* [DIRECTIONS] Return all of the entries exactly, with nothing added or left out.

====

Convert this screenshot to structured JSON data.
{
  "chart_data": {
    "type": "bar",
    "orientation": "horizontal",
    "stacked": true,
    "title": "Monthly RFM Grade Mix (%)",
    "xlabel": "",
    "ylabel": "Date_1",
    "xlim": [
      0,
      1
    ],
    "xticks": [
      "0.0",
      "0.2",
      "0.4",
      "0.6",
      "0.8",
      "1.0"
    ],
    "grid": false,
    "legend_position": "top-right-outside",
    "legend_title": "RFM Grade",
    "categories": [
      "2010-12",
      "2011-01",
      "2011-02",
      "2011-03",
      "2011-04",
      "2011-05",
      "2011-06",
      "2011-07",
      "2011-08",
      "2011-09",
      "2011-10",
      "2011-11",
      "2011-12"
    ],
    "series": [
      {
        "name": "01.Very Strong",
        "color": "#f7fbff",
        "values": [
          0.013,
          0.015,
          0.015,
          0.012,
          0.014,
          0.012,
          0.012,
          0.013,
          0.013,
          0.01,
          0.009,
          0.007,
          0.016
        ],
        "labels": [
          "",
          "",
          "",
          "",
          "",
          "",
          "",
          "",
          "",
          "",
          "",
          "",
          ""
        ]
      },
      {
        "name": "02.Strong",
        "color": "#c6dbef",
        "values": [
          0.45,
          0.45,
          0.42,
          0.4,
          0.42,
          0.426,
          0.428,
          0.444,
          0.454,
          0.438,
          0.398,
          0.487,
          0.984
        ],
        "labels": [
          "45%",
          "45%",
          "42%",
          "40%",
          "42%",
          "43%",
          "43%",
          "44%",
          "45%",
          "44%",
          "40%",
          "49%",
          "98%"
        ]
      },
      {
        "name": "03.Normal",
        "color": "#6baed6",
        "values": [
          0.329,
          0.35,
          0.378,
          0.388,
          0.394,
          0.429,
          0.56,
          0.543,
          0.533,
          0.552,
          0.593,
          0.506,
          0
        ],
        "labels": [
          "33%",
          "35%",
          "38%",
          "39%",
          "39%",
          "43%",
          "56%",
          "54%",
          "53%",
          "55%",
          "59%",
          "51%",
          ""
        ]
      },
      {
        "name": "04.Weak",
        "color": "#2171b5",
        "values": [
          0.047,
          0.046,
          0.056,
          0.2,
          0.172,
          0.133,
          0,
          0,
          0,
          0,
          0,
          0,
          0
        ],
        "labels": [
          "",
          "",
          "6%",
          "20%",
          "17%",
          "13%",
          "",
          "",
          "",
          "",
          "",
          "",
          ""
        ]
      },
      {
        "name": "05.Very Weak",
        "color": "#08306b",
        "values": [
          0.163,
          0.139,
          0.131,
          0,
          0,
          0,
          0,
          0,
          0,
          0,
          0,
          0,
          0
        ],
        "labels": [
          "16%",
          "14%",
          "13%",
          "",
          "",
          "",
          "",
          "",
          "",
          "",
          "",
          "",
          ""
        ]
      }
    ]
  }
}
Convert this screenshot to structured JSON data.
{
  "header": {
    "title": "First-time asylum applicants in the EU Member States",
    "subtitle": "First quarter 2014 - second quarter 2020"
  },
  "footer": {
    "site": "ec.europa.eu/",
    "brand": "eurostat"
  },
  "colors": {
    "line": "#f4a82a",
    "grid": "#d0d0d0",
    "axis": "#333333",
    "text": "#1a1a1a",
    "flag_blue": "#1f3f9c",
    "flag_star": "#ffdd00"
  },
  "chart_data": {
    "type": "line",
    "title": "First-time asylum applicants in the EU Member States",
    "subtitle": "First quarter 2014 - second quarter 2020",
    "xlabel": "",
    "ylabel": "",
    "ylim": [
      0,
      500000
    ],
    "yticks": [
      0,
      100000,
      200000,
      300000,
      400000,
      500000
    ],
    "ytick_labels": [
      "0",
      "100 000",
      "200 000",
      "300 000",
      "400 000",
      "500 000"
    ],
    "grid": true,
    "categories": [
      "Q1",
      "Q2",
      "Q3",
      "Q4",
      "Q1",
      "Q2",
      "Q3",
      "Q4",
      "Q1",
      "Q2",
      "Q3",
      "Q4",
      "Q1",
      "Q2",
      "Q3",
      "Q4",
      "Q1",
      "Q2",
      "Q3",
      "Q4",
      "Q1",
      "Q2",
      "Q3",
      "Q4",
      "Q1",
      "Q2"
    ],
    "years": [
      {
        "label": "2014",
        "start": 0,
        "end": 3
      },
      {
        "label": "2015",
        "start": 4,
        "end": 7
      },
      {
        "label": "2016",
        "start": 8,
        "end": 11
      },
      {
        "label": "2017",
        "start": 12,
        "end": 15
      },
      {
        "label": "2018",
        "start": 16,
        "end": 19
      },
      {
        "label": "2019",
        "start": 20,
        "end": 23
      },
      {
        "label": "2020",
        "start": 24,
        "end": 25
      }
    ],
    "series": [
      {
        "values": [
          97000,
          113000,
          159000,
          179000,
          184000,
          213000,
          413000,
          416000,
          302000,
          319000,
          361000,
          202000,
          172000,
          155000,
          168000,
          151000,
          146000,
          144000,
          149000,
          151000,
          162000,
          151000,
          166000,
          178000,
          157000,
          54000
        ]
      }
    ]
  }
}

====

* [OUTPUT BELOW]
Convert this screenshot to structured JSON data.
{
  "chart_data": {
    "type": "bar",
    "orientation": "horizontal",
    "stacked": true,
    "title": "Monthly RFM Grade Mix (%)",
    "xlabel": "",
    "ylabel": "Date_1",
    "xlim": [
      0,
      1
    ],
    "xticks": [
      "0.0",
      "0.2",
      "0.4",
      "0.6",
      "0.8",
      "1.0"
    ],
    "grid": false,
    "legend_position": "top-right-outside",
    "legend_title": "RFM Grade",
    "categories": [
      "2010-12",
      "2011-01",
      "2011-02",
      "2011-03",
      "2011-04",
      "2011-05",
      "2011-06",
      "2011-07",
      "2011-08",
      "2011-09",
      "2011-10",
      "2011-11",
      "2011-12"
    ],
    "series": [
      {
        "name": "01.Very Strong",
        "color": "#f7fbff",
        "values": [
          0.013,
          0.015,
          0.015,
          0.012,
          0.014,
          0.012,
          0.012,
          0.013,
          0.013,
          0.01,
          0.009,
          0.007,
          0.016
        ],
        "labels": [
          "",
          "",
          "",
          "",
          "",
          "",
          "",
          "",
          "",
          "",
          "",
          "",
          ""
        ]
      },
      {
        "name": "02.Strong",
        "color": "#c6dbef",
        "values": [
          0.45,
          0.45,
          0.42,
          0.4,
          0.42,
          0.426,
          0.428,
          0.444,
          0.454,
          0.438,
          0.398,
          0.487,
          0.984
        ],
        "labels": [
          "45%",
          "45%",
          "42%",
          "40%",
          "42%",
          "43%",
          "43%",
          "44%",
          "45%",
          "44%",
          "40%",
          "49%",
          "98%"
        ]
      },
      {
        "name": "03.Normal",
        "color": "#6baed6",
        "values": [
          0.329,
          0.35,
          0.378,
          0.388,
          0.394,
          0.429,
          0.56,
          0.543,
          0.533,
          0.552,
          0.593,
          0.506,
          0
        ],
        "labels": [
          "33%",
          "35%",
          "38%",
          "39%",
          "39%",
          "43%",
          "56%",
          "54%",
          "53%",
          "55%",
          "59%",
          "51%",
          ""
        ]
      },
      {
        "name": "04.Weak",
        "color": "#2171b5",
        "values": [
          0.047,
          0.046,
          0.056,
          0.2,
          0.172,
          0.133,
          0,
          0,
          0,
          0,
          0,
          0,
          0
        ],
        "labels": [
          "",
          "",
          "6%",
          "20%",
          "17%",
          "13%",
          "",
          "",
          "",
          "",
          "",
          "",
          ""
        ]
      },
      {
        "name": "05.Very Weak",
        "color": "#08306b",
        "values": [
          0.163,
          0.139,
          0.131,
          0,
          0,
          0,
          0,
          0,
          0,
          0,
          0,
          0,
          0
        ],
        "labels": [
          "16%",
          "14%",
          "13%",
          "",
          "",
          "",
          "",
          "",
          "",
          "",
          "",
          "",
          ""
        ]
      }
    ]
  }
}
Convert this screenshot to structured JSON data.
{
  "header": {
    "title": "First-time asylum applicants in the EU Member States",
    "subtitle": "First quarter 2014 - second quarter 2020"
  },
  "footer": {
    "site": "ec.europa.eu/",
    "brand": "eurostat"
  },
  "colors": {
    "line": "#f4a82a",
    "grid": "#d0d0d0",
    "axis": "#333333",
    "text": "#1a1a1a",
    "flag_blue": "#1f3f9c",
    "flag_star": "#ffdd00"
  },
  "chart_data": {
    "type": "line",
    "title": "First-time asylum applicants in the EU Member States",
    "subtitle": "First quarter 2014 - second quarter 2020",
    "xlabel": "",
    "ylabel": "",
    "ylim": [
      0,
      500000
    ],
    "yticks": [
      0,
      100000,
      200000,
      300000,
      400000,
      500000
    ],
    "ytick_labels": [
      "0",
      "100 000",
      "200 000",
      "300 000",
      "400 000",
      "500 000"
    ],
    "grid": true,
    "categories": [
      "Q1",
      "Q2",
      "Q3",
      "Q4",
      "Q1",
      "Q2",
      "Q3",
      "Q4",
      "Q1",
      "Q2",
      "Q3",
      "Q4",
      "Q1",
      "Q2",
      "Q3",
      "Q4",
      "Q1",
      "Q2",
      "Q3",
      "Q4",
      "Q1",
      "Q2",
      "Q3",
      "Q4",
      "Q1",
      "Q2"
    ],
    "years": [
      {
        "label": "2014",
        "start": 0,
        "end": 3
      },
      {
        "label": "2015",
        "start": 4,
        "end": 7
      },
      {
        "label": "2016",
        "start": 8,
        "end": 11
      },
      {
        "label": "2017",
        "start": 12,
        "end": 15
      },
      {
        "label": "2018",
        "start": 16,
        "end": 19
      },
      {
        "label": "2019",
        "start": 20,
        "end": 23
      },
      {
        "label": "2020",
        "start": 24,
        "end": 25
      }
    ],
    "series": [
      {
        "values": [
          97000,
          113000,
          159000,
          179000,
          184000,
          213000,
          413000,
          416000,
          302000,
          319000,
          361000,
          202000,
          172000,
          155000,
          168000,
          151000,
          146000,
          144000,
          149000,
          151000,
          162000,
          151000,
          166000,
          178000,
          157000,
          54000
        ]
      }
    ]
  }
}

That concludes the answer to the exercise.